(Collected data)
==*==
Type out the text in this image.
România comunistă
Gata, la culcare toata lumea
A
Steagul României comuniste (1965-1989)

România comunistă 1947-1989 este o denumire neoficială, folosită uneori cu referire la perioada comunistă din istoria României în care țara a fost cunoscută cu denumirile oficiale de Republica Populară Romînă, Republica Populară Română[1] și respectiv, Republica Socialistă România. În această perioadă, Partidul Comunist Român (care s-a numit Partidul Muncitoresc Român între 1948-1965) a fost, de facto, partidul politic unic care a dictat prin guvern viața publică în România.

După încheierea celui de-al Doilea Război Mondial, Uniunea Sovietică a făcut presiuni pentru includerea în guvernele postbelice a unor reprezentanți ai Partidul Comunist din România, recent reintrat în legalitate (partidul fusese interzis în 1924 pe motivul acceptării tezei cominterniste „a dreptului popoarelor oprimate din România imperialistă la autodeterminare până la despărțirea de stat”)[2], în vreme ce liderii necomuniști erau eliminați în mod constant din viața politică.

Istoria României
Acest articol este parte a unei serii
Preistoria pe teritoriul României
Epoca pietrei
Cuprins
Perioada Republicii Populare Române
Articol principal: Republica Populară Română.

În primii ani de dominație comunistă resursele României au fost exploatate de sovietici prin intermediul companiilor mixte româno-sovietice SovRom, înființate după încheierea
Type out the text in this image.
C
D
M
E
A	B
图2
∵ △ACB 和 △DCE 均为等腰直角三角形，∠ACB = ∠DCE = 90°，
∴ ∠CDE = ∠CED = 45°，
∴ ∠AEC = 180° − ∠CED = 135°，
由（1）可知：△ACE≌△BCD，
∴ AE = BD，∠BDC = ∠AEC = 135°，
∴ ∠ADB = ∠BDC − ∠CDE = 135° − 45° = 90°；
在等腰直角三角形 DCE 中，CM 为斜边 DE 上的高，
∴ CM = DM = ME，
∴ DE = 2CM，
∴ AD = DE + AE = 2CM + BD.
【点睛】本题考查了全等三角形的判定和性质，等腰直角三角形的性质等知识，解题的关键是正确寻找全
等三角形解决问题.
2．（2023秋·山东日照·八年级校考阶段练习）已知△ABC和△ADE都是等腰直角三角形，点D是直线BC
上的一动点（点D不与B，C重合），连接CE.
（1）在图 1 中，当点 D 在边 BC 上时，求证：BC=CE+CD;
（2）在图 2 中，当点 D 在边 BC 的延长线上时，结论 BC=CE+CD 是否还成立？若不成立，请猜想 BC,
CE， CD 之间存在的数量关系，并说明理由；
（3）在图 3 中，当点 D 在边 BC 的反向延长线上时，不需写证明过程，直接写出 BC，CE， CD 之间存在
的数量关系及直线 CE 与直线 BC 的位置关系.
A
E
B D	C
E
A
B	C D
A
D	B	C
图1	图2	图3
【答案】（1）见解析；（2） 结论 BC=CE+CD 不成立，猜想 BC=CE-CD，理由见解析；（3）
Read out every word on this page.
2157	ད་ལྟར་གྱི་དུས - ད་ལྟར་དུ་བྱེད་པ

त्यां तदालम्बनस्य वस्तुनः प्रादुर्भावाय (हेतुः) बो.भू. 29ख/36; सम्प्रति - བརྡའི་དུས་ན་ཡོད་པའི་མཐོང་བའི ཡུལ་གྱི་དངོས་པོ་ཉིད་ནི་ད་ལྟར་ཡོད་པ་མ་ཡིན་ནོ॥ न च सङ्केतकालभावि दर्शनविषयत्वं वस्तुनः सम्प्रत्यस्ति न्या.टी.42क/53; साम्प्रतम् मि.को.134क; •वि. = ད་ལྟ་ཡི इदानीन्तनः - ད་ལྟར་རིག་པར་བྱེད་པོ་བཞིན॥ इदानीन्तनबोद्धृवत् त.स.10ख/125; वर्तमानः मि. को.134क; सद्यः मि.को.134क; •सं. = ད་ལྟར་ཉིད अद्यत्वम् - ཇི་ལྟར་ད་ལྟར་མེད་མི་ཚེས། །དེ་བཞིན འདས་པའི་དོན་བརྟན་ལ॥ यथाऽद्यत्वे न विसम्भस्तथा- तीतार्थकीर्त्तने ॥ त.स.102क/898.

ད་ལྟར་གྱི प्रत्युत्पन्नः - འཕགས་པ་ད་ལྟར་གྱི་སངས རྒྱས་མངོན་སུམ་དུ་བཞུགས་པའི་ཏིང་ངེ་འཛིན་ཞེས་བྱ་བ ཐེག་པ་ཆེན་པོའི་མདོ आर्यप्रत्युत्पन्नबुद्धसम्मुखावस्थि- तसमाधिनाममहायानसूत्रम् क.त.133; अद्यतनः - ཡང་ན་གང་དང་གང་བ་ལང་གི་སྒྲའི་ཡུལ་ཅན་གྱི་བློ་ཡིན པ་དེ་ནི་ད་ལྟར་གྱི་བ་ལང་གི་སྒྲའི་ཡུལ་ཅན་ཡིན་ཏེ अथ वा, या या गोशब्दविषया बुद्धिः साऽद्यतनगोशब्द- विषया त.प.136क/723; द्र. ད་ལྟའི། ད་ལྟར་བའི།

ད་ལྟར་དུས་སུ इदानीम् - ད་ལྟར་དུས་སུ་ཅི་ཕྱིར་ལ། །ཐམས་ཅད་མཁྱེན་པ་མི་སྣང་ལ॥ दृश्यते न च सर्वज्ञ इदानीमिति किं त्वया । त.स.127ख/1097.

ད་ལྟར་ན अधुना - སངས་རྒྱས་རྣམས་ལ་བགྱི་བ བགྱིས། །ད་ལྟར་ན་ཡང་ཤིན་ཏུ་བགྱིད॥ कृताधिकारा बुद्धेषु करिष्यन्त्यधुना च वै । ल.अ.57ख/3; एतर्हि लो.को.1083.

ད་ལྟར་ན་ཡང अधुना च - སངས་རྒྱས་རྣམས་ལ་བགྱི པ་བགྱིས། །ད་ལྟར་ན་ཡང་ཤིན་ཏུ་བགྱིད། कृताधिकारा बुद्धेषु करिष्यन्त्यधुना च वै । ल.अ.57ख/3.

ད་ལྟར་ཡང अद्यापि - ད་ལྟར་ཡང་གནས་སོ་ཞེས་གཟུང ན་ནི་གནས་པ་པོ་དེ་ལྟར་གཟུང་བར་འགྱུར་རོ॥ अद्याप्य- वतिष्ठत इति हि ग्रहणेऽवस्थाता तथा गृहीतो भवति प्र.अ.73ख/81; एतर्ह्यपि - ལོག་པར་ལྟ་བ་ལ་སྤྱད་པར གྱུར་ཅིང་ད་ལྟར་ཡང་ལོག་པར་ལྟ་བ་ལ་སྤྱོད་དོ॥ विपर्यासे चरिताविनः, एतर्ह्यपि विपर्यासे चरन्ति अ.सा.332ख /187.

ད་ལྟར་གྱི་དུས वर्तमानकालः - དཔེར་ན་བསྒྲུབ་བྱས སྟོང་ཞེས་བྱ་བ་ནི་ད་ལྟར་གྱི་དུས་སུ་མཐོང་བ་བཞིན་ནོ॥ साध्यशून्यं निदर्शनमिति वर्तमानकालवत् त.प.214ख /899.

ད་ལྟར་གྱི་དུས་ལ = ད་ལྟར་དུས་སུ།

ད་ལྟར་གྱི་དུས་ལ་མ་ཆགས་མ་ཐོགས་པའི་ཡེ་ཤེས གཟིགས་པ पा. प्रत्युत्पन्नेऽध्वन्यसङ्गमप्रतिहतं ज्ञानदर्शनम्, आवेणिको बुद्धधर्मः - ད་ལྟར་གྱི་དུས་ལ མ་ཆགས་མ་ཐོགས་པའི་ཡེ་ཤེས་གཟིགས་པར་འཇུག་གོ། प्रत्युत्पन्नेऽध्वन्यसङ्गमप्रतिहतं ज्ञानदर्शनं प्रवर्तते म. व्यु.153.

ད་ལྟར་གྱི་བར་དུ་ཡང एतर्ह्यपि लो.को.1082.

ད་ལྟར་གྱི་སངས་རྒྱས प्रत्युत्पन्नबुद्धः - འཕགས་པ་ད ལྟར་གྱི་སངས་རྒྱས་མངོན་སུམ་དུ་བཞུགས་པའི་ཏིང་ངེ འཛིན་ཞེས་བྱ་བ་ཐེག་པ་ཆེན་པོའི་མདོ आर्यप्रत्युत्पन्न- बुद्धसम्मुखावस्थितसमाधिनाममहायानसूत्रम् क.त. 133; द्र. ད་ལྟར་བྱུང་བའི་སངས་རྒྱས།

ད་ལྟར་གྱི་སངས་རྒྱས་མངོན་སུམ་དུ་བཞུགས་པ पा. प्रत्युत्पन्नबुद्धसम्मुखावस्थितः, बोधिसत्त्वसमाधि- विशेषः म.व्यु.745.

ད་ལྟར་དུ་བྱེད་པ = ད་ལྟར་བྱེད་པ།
==*==
§ EXERCISE TASK: In the records above, how many lines contain the word "Română"? Give the number alone.

§ COMPLETE OUTPUT: 2